**WHAT IS REQUIRED**
Leave out the pictures and transcribe everything else exactly.

**LISTED ENTRIES**

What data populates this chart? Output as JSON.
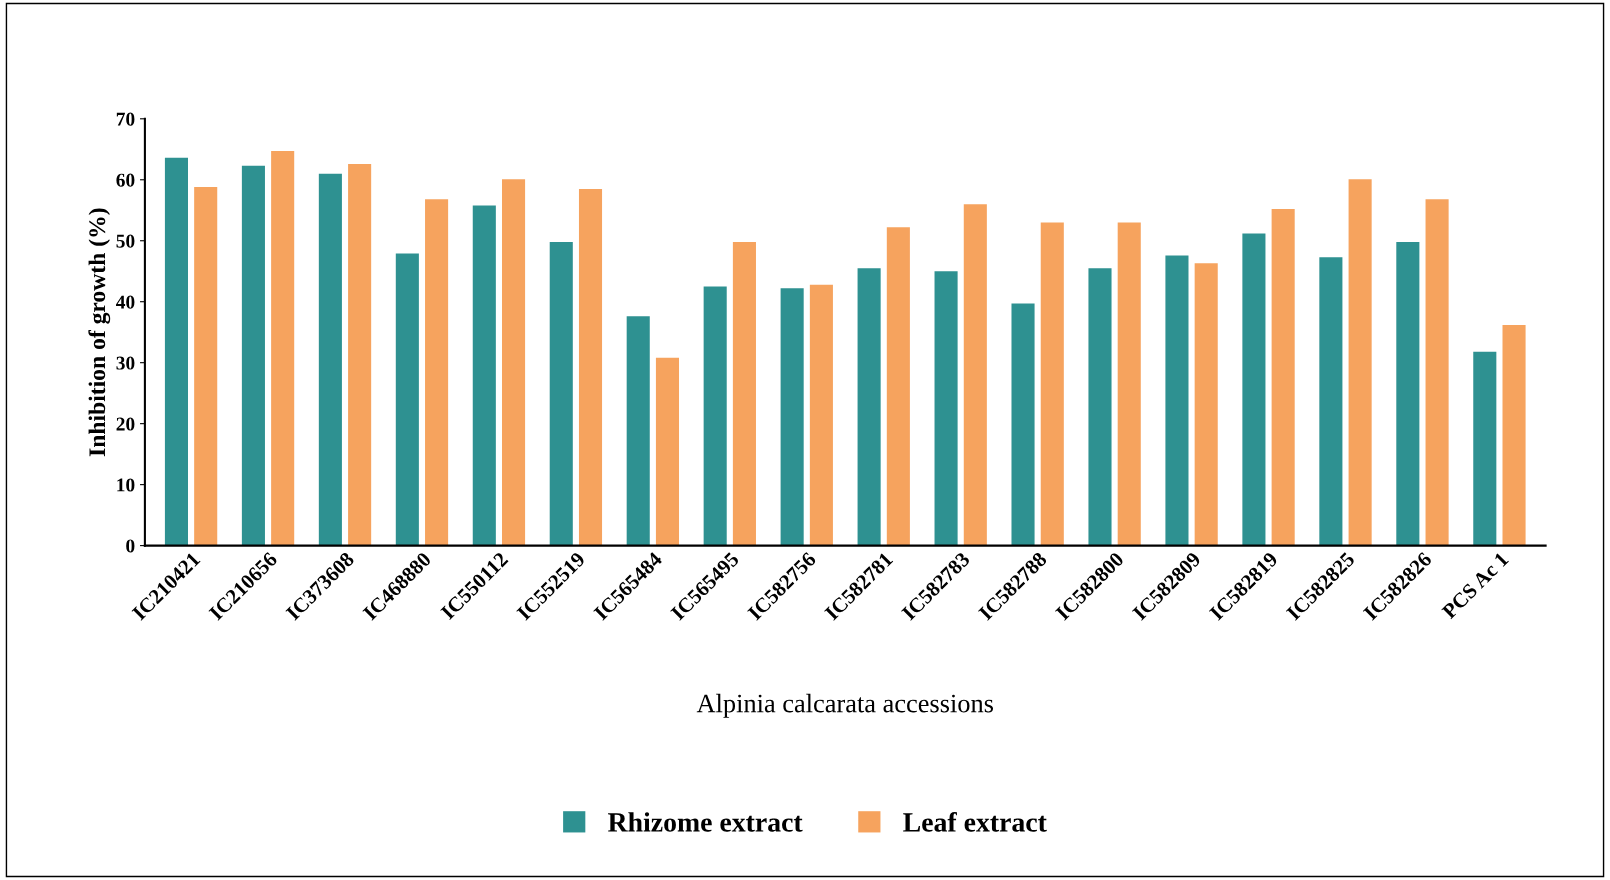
{
  "chart_data": {
    "type": "bar",
    "xlabel": "Alpinia calcarata accessions",
    "ylabel": "Inhibition of growth (%)",
    "categories": [
      "IC210421",
      "IC210656",
      "IC373608",
      "IC468880",
      "IC550112",
      "IC552519",
      "IC565484",
      "IC565495",
      "IC582756",
      "IC582781",
      "IC582783",
      "IC582788",
      "IC582800",
      "IC582809",
      "IC582819",
      "IC582825",
      "IC582826",
      "PCS Ac 1"
    ],
    "series": [
      {
        "name": "Rhizome extract",
        "color": "#2e9191",
        "values": [
          63.6,
          62.3,
          61.0,
          47.9,
          55.8,
          49.8,
          37.6,
          42.5,
          42.2,
          45.5,
          45.0,
          39.7,
          45.5,
          47.6,
          51.2,
          47.3,
          49.8,
          31.8
        ]
      },
      {
        "name": "Leaf extract",
        "color": "#f6a35e",
        "values": [
          58.8,
          64.7,
          62.6,
          56.8,
          60.1,
          58.5,
          30.8,
          49.8,
          42.8,
          52.2,
          56.0,
          53.0,
          53.0,
          46.3,
          55.2,
          60.1,
          56.8,
          36.2
        ]
      }
    ],
    "ylim": [
      0,
      70
    ],
    "yticks": [
      0,
      10,
      20,
      30,
      40,
      50,
      60,
      70
    ],
    "grid": false,
    "legend": "bottom"
  }
}
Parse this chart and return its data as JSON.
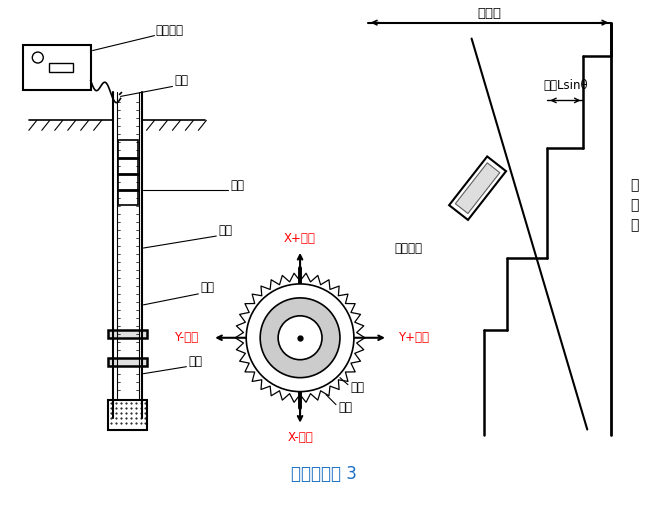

**SOLVED EXERCISE**
What data populates this chart? Output as JSON.
{
  "chart_data": {
    "type": "bar",
    "xlabel": "Alpinia calcarata accessions",
    "ylabel": "Inhibition of growth (%)",
    "categories": [
      "IC210421",
      "IC210656",
      "IC373608",
      "IC468880",
      "IC550112",
      "IC552519",
      "IC565484",
      "IC565495",
      "IC582756",
      "IC582781",
      "IC582783",
      "IC582788",
      "IC582800",
      "IC582809",
      "IC582819",
      "IC582825",
      "IC582826",
      "PCS Ac 1"
    ],
    "series": [
      {
        "name": "Rhizome extract",
        "color": "#2e9191",
        "values": [
          63.6,
          62.3,
          61.0,
          47.9,
          55.8,
          49.8,
          37.6,
          42.5,
          42.2,
          45.5,
          45.0,
          39.7,
          45.5,
          47.6,
          51.2,
          47.3,
          49.8,
          31.8
        ]
      },
      {
        "name": "Leaf extract",
        "color": "#f6a35e",
        "values": [
          58.8,
          64.7,
          62.6,
          56.8,
          60.1,
          58.5,
          30.8,
          49.8,
          42.8,
          52.2,
          56.0,
          53.0,
          53.0,
          46.3,
          55.2,
          60.1,
          56.8,
          36.2
        ]
      }
    ],
    "ylim": [
      0,
      70
    ],
    "yticks": [
      0,
      10,
      20,
      30,
      40,
      50,
      60,
      70
    ],
    "grid": false,
    "legend": "bottom"
  }
}
Parse this chart and return its data as JSON.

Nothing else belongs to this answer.